-------- MATERIAL PROVIDED --------
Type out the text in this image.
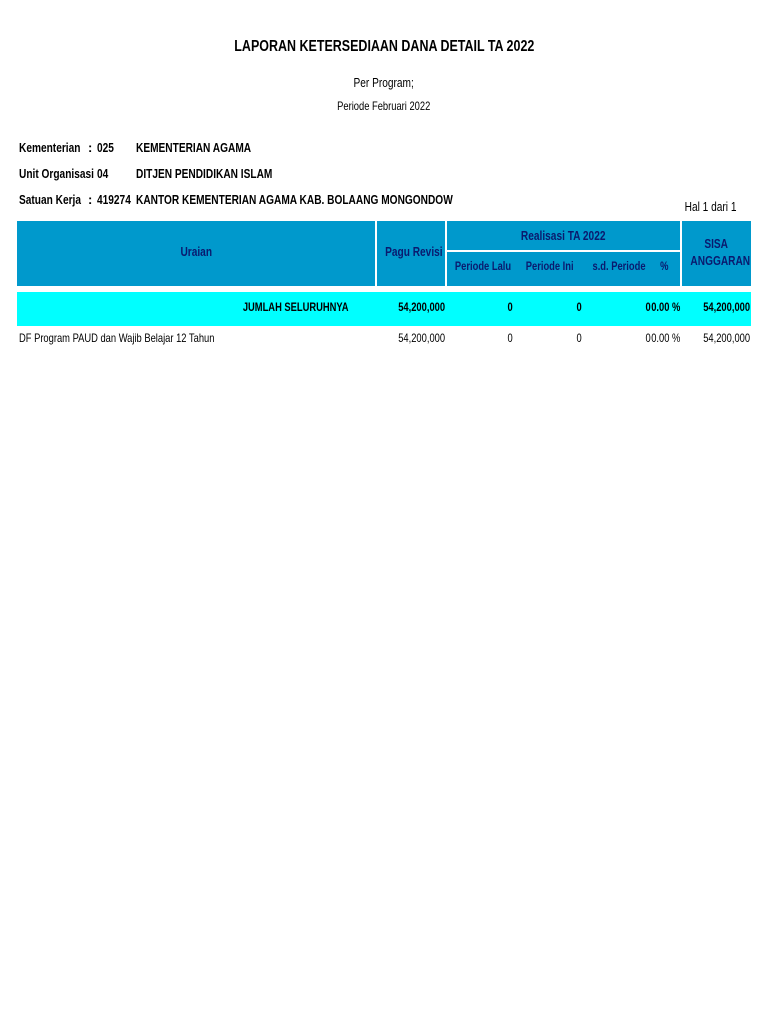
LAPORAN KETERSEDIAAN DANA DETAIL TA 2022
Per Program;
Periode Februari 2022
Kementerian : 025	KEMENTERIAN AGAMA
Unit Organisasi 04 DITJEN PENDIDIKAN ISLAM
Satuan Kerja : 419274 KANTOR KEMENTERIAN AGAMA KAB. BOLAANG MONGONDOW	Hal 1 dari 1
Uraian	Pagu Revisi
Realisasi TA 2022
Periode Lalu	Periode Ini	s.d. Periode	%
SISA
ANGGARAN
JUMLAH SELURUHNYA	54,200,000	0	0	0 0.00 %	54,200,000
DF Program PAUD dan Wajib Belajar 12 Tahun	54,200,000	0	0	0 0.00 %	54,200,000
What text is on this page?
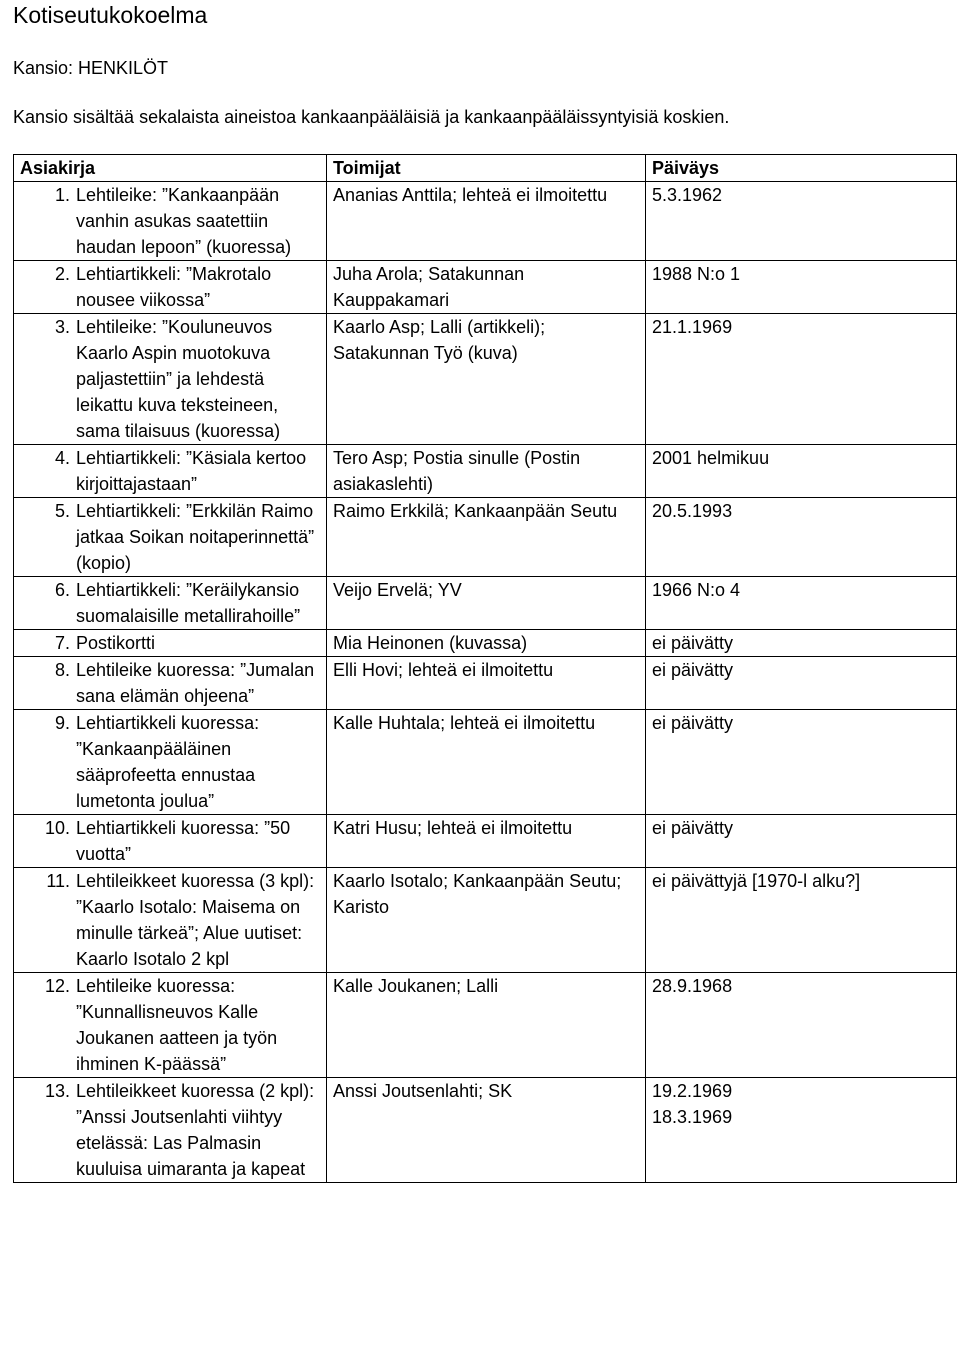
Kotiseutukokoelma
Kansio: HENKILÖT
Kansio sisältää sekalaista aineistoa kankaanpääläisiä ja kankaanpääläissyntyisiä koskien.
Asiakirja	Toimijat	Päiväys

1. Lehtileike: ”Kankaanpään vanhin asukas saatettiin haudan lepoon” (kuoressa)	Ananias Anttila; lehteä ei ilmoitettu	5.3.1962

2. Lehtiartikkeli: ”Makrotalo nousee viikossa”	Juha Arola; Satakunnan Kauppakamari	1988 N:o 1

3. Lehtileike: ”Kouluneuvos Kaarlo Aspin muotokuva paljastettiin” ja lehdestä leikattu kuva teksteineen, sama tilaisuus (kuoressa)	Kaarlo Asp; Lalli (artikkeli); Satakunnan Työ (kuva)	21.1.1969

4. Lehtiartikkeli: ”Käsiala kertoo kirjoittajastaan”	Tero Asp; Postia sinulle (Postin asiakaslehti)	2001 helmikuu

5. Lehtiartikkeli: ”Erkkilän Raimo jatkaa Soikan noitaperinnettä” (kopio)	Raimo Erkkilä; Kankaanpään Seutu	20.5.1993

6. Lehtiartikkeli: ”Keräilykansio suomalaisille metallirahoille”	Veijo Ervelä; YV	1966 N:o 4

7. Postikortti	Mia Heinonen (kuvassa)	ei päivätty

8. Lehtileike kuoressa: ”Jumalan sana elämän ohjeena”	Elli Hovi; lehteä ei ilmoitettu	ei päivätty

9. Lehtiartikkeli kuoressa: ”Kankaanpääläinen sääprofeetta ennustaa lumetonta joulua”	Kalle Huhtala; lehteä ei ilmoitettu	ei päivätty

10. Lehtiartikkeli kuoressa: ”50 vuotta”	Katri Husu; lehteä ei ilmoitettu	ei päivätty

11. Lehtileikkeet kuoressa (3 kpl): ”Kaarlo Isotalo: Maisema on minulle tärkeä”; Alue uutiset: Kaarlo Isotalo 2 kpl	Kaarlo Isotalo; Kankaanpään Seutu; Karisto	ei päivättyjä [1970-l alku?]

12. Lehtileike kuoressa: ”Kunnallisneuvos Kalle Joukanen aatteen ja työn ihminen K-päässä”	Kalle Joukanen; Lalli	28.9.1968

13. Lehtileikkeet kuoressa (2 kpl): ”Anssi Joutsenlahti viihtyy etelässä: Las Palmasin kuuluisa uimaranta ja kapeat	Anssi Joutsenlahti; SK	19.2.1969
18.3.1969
--------
WORK TO BE COMPLETED:
Filter the listing for the word "Lehtileikkeet" and copy every line that holds it.

THE REPLY:
11. Lehtileikkeet kuoressa (3 kpl): ”Kaarlo Isotalo: Maisema on minulle tärkeä”; Alue uutiset: Kaarlo Isotalo 2 kpl	Kaarlo Isotalo; Kankaanpään Seutu; Karisto	ei päivättyjä [1970-l alku?]
13. Lehtileikkeet kuoressa (2 kpl): ”Anssi Joutsenlahti viihtyy etelässä: Las Palmasin kuuluisa uimaranta ja kapeat	Anssi Joutsenlahti; SK	19.2.1969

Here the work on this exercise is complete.